━━━━━ Data provided
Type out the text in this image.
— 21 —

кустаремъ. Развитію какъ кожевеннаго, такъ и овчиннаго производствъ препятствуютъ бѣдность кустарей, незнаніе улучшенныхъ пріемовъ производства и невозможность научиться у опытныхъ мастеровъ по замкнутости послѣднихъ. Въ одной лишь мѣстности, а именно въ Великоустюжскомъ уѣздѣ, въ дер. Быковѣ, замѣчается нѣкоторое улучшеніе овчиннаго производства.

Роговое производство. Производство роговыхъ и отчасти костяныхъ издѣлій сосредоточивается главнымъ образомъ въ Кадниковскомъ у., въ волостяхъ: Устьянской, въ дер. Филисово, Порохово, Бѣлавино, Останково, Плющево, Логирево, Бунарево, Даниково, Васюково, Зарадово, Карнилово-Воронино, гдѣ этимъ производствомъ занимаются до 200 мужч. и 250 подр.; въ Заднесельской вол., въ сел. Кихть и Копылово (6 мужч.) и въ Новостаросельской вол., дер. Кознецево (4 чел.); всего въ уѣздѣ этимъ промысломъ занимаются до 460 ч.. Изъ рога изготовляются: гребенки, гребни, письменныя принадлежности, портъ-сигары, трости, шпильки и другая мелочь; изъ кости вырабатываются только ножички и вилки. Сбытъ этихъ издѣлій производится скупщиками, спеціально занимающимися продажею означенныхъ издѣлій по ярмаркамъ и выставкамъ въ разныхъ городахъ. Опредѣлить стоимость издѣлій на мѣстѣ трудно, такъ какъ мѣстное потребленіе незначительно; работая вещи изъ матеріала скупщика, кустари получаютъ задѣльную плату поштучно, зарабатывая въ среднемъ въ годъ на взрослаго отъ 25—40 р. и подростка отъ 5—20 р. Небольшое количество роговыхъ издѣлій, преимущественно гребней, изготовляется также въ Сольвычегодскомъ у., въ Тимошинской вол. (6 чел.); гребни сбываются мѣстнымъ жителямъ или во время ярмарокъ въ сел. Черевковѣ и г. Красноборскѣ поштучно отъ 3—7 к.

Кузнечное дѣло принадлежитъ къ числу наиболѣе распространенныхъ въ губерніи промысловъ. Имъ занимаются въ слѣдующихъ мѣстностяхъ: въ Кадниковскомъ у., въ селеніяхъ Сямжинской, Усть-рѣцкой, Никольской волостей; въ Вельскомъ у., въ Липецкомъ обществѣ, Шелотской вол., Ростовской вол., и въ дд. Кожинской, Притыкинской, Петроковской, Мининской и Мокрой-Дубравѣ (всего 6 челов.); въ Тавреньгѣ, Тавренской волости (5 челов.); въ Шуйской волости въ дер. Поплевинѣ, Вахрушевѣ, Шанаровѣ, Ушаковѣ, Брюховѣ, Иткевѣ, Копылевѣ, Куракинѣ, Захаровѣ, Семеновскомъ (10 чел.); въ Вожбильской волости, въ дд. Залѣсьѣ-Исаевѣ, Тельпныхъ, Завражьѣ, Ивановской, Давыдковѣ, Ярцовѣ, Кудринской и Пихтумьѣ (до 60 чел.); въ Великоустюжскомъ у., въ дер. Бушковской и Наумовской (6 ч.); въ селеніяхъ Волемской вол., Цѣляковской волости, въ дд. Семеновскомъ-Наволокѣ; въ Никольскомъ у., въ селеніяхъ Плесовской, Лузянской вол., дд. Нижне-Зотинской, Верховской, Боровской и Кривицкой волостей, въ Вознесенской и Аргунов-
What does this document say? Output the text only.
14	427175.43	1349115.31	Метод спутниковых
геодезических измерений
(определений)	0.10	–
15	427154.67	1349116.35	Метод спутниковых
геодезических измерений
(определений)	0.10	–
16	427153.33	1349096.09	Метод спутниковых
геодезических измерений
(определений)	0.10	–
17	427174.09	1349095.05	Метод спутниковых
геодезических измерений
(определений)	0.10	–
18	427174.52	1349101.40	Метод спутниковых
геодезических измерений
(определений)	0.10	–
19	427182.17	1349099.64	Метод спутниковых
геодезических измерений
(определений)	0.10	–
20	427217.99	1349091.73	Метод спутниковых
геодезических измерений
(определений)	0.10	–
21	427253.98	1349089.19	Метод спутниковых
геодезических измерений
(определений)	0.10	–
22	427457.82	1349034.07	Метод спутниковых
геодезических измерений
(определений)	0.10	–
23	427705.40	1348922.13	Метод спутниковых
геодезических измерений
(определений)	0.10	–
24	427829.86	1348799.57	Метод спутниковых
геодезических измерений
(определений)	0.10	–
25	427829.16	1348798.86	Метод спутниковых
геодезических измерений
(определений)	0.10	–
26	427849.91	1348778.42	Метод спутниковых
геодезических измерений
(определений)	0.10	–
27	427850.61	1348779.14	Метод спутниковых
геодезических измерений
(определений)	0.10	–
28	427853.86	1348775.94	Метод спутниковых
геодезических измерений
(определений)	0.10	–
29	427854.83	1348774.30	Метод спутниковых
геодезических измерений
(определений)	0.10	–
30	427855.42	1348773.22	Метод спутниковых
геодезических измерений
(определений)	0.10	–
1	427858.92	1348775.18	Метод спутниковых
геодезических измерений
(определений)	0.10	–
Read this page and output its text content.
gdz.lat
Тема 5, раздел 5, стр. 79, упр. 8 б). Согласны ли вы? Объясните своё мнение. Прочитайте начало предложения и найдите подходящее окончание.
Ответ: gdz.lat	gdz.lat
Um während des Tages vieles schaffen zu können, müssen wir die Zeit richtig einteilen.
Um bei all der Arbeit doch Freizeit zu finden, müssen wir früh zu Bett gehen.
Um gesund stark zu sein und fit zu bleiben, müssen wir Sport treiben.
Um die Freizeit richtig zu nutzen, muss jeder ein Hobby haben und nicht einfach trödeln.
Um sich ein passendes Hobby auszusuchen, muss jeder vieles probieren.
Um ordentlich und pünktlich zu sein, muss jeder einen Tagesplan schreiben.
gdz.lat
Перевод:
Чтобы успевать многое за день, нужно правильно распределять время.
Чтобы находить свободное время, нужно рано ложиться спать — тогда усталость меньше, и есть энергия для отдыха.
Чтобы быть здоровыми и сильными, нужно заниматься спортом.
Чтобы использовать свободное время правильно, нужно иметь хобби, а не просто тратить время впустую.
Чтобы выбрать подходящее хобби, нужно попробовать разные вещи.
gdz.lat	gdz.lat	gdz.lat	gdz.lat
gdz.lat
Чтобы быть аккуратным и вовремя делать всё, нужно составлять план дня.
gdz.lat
━━━━━━━━━━
All of the records must be retyped exactly as they are.

:: Output of the task ::
Type out the text in this image.
— 21 —

кустаремъ. Развитію какъ кожевеннаго, такъ и овчиннаго производствъ препятствуютъ бѣдность кустарей, незнаніе улучшенныхъ пріемовъ производства и невозможность научиться у опытныхъ мастеровъ по замкнутости послѣднихъ. Въ одной лишь мѣстности, а именно въ Великоустюжскомъ уѣздѣ, въ дер. Быковѣ, замѣчается нѣкоторое улучшеніе овчиннаго производства.

Роговое производство. Производство роговыхъ и отчасти костяныхъ издѣлій сосредоточивается главнымъ образомъ въ Кадниковскомъ у., въ волостяхъ: Устьянской, въ дер. Филисово, Порохово, Бѣлавино, Останково, Плющево, Логирево, Бунарево, Даниково, Васюково, Зарадово, Карнилово-Воронино, гдѣ этимъ производствомъ занимаются до 200 мужч. и 250 подр.; въ Заднесельской вол., въ сел. Кихть и Копылово (6 мужч.) и въ Новостаросельской вол., дер. Кознецево (4 чел.); всего въ уѣздѣ этимъ промысломъ занимаются до 460 ч.. Изъ рога изготовляются: гребенки, гребни, письменныя принадлежности, портъ-сигары, трости, шпильки и другая мелочь; изъ кости вырабатываются только ножички и вилки. Сбытъ этихъ издѣлій производится скупщиками, спеціально занимающимися продажею означенныхъ издѣлій по ярмаркамъ и выставкамъ въ разныхъ городахъ. Опредѣлить стоимость издѣлій на мѣстѣ трудно, такъ какъ мѣстное потребленіе незначительно; работая вещи изъ матеріала скупщика, кустари получаютъ задѣльную плату поштучно, зарабатывая въ среднемъ въ годъ на взрослаго отъ 25—40 р. и подростка отъ 5—20 р. Небольшое количество роговыхъ издѣлій, преимущественно гребней, изготовляется также въ Сольвычегодскомъ у., въ Тимошинской вол. (6 чел.); гребни сбываются мѣстнымъ жителямъ или во время ярмарокъ въ сел. Черевковѣ и г. Красноборскѣ поштучно отъ 3—7 к.

Кузнечное дѣло принадлежитъ къ числу наиболѣе распространенныхъ въ губерніи промысловъ. Имъ занимаются въ слѣдующихъ мѣстностяхъ: въ Кадниковскомъ у., въ селеніяхъ Сямжинской, Усть-рѣцкой, Никольской волостей; въ Вельскомъ у., въ Липецкомъ обществѣ, Шелотской вол., Ростовской вол., и въ дд. Кожинской, Притыкинской, Петроковской, Мининской и Мокрой-Дубравѣ (всего 6 челов.); въ Тавреньгѣ, Тавренской волости (5 челов.); въ Шуйской волости въ дер. Поплевинѣ, Вахрушевѣ, Шанаровѣ, Ушаковѣ, Брюховѣ, Иткевѣ, Копылевѣ, Куракинѣ, Захаровѣ, Семеновскомъ (10 чел.); въ Вожбильской волости, въ дд. Залѣсьѣ-Исаевѣ, Тельпныхъ, Завражьѣ, Ивановской, Давыдковѣ, Ярцовѣ, Кудринской и Пихтумьѣ (до 60 чел.); въ Великоустюжскомъ у., въ дер. Бушковской и Наумовской (6 ч.); въ селеніяхъ Волемской вол., Цѣляковской волости, въ дд. Семеновскомъ-Наволокѣ; въ Никольскомъ у., въ селеніяхъ Плесовской, Лузянской вол., дд. Нижне-Зотинской, Верховской, Боровской и Кривицкой волостей, въ Вознесенской и Аргунов-
What does this document say? Output the text only.
14	427175.43	1349115.31	Метод спутниковых
геодезических измерений
(определений)	0.10	–
15	427154.67	1349116.35	Метод спутниковых
геодезических измерений
(определений)	0.10	–
16	427153.33	1349096.09	Метод спутниковых
геодезических измерений
(определений)	0.10	–
17	427174.09	1349095.05	Метод спутниковых
геодезических измерений
(определений)	0.10	–
18	427174.52	1349101.40	Метод спутниковых
геодезических измерений
(определений)	0.10	–
19	427182.17	1349099.64	Метод спутниковых
геодезических измерений
(определений)	0.10	–
20	427217.99	1349091.73	Метод спутниковых
геодезических измерений
(определений)	0.10	–
21	427253.98	1349089.19	Метод спутниковых
геодезических измерений
(определений)	0.10	–
22	427457.82	1349034.07	Метод спутниковых
геодезических измерений
(определений)	0.10	–
23	427705.40	1348922.13	Метод спутниковых
геодезических измерений
(определений)	0.10	–
24	427829.86	1348799.57	Метод спутниковых
геодезических измерений
(определений)	0.10	–
25	427829.16	1348798.86	Метод спутниковых
геодезических измерений
(определений)	0.10	–
26	427849.91	1348778.42	Метод спутниковых
геодезических измерений
(определений)	0.10	–
27	427850.61	1348779.14	Метод спутниковых
геодезических измерений
(определений)	0.10	–
28	427853.86	1348775.94	Метод спутниковых
геодезических измерений
(определений)	0.10	–
29	427854.83	1348774.30	Метод спутниковых
геодезических измерений
(определений)	0.10	–
30	427855.42	1348773.22	Метод спутниковых
геодезических измерений
(определений)	0.10	–
1	427858.92	1348775.18	Метод спутниковых
геодезических измерений
(определений)	0.10	–
Read this page and output its text content.
gdz.lat
Тема 5, раздел 5, стр. 79, упр. 8 б). Согласны ли вы? Объясните своё мнение. Прочитайте начало предложения и найдите подходящее окончание.
Ответ: gdz.lat	gdz.lat
Um während des Tages vieles schaffen zu können, müssen wir die Zeit richtig einteilen.
Um bei all der Arbeit doch Freizeit zu finden, müssen wir früh zu Bett gehen.
Um gesund stark zu sein und fit zu bleiben, müssen wir Sport treiben.
Um die Freizeit richtig zu nutzen, muss jeder ein Hobby haben und nicht einfach trödeln.
Um sich ein passendes Hobby auszusuchen, muss jeder vieles probieren.
Um ordentlich und pünktlich zu sein, muss jeder einen Tagesplan schreiben.
gdz.lat
Перевод:
Чтобы успевать многое за день, нужно правильно распределять время.
Чтобы находить свободное время, нужно рано ложиться спать — тогда усталость меньше, и есть энергия для отдыха.
Чтобы быть здоровыми и сильными, нужно заниматься спортом.
Чтобы использовать свободное время правильно, нужно иметь хобби, а не просто тратить время впустую.
Чтобы выбрать подходящее хобби, нужно попробовать разные вещи.
gdz.lat	gdz.lat	gdz.lat	gdz.lat
gdz.lat
Чтобы быть аккуратным и вовремя делать всё, нужно составлять план дня.
gdz.lat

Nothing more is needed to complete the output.